GIVEN RECORDS.
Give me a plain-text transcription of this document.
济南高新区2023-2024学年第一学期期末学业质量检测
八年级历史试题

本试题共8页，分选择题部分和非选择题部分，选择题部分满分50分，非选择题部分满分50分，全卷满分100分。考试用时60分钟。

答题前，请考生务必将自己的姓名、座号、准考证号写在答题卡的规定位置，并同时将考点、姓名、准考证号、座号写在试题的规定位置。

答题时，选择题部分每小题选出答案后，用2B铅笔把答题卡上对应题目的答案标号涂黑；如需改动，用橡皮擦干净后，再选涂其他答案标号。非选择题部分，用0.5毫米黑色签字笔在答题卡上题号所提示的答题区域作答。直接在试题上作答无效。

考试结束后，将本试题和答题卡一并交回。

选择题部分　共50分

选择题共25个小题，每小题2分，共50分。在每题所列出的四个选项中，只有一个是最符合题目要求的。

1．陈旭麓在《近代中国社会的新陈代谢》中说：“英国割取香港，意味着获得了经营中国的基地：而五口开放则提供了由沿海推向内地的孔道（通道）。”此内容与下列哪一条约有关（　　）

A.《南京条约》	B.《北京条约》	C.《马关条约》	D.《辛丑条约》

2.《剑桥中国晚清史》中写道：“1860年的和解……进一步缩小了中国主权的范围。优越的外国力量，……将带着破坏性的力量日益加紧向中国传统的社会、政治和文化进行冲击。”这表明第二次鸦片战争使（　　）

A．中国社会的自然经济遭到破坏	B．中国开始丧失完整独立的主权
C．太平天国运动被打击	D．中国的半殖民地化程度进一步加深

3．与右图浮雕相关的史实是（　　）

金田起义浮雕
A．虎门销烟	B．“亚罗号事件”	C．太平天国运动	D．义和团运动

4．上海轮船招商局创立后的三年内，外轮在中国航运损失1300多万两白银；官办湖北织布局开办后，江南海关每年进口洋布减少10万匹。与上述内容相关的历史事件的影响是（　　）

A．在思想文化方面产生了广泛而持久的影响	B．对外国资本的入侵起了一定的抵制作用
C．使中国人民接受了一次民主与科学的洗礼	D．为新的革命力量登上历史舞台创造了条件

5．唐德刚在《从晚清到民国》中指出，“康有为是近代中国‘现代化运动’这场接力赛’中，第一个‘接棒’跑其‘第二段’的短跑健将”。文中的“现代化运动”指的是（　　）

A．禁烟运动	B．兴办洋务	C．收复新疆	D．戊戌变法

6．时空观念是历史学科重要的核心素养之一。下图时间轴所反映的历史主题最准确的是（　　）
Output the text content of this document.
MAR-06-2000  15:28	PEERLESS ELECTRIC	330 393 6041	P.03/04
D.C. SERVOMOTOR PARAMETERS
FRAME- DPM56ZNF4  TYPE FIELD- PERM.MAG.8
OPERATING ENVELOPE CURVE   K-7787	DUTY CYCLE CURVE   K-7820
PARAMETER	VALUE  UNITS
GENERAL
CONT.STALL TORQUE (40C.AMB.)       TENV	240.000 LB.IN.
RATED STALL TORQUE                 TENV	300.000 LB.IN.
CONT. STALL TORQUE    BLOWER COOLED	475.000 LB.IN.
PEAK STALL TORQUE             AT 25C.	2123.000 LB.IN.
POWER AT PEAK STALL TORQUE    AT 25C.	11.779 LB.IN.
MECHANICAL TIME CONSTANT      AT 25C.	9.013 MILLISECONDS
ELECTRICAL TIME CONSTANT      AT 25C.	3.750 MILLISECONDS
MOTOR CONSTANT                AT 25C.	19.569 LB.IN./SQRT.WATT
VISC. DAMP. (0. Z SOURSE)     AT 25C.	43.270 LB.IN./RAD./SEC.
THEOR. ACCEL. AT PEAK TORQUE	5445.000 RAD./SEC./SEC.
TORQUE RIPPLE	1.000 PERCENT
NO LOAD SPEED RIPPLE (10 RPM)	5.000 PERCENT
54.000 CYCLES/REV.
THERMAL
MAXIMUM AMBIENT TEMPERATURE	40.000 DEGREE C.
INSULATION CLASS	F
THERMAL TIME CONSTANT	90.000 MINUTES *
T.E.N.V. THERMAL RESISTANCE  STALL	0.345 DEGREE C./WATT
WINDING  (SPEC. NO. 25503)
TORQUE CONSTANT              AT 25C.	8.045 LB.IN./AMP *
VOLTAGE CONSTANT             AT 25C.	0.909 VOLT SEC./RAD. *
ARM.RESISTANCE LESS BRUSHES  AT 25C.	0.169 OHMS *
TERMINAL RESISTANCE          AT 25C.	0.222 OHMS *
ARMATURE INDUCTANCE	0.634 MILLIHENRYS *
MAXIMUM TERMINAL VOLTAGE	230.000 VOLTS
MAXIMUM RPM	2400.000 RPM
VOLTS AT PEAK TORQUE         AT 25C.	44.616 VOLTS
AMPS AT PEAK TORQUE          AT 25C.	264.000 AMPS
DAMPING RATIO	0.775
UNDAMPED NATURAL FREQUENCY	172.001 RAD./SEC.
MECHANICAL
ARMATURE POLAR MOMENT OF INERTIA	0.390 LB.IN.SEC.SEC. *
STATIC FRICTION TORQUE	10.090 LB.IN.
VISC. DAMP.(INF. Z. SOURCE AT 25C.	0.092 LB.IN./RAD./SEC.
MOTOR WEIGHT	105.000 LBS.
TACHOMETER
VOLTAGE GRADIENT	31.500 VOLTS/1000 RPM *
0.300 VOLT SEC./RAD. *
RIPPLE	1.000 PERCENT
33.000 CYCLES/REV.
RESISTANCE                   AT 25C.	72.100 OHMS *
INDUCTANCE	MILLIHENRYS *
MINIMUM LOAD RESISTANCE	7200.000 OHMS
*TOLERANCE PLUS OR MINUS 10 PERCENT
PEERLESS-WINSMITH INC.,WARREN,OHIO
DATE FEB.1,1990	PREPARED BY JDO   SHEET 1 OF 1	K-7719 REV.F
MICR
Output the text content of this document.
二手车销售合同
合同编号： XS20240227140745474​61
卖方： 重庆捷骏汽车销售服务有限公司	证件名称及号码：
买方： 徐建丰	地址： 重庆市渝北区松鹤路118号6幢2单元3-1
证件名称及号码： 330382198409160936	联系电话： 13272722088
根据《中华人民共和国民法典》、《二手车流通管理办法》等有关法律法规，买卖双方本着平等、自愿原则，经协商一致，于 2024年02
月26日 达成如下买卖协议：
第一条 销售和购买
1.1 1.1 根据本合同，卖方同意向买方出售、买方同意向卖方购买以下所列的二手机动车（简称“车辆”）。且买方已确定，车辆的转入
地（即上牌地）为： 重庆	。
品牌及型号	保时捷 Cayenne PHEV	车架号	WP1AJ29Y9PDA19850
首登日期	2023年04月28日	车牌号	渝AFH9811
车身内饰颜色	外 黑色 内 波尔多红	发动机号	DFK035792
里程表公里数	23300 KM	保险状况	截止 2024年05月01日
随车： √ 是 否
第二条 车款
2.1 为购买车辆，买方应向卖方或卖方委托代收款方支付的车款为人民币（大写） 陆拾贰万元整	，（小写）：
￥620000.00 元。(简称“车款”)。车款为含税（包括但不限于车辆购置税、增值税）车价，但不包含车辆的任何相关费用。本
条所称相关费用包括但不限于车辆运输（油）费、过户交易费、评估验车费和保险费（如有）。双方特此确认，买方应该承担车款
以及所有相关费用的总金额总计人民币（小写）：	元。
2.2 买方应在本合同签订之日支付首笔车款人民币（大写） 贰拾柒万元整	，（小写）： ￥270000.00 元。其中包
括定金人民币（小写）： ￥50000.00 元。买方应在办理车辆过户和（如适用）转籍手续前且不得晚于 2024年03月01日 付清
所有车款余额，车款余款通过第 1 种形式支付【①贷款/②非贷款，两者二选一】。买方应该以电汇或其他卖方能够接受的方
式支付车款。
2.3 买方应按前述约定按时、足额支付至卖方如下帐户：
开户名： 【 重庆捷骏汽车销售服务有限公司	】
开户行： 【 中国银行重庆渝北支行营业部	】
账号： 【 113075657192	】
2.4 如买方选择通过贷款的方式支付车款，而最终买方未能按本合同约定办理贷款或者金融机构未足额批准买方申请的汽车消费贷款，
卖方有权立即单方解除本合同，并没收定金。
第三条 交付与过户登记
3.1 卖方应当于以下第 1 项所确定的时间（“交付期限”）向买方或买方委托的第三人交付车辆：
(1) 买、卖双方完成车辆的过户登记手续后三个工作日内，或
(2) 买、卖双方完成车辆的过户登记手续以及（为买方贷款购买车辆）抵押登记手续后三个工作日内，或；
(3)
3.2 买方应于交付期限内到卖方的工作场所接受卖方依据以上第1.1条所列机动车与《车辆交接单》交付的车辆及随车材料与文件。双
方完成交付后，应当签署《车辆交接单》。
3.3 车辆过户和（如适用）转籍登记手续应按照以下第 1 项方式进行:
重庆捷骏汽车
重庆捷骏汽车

WHAT YOU NEED TO DO.
Pick every line with "TENV" in it and copy it.

THE ANSWER.
CONT.STALL TORQUE (40C.AMB.)       TENV	240.000 LB.IN.
RATED STALL TORQUE                 TENV	300.000 LB.IN.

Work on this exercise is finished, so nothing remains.